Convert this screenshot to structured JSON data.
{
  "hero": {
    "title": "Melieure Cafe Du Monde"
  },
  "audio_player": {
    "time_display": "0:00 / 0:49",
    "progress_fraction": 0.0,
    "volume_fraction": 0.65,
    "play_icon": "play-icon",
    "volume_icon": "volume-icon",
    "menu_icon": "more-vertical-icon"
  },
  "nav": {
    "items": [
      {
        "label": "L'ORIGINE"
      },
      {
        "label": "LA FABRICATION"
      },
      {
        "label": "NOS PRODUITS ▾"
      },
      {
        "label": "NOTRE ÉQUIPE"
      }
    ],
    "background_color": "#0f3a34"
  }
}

• • • • • • •

### REQUIRED WORK:
Extract every line containing the string "label" from the material.

### SOLUTION TO THIS TASK:
        "label": "L'ORIGINE"
        "label": "LA FABRICATION"
        "label": "NOS PRODUITS ▾"
        "label": "NOTRE ÉQUIPE"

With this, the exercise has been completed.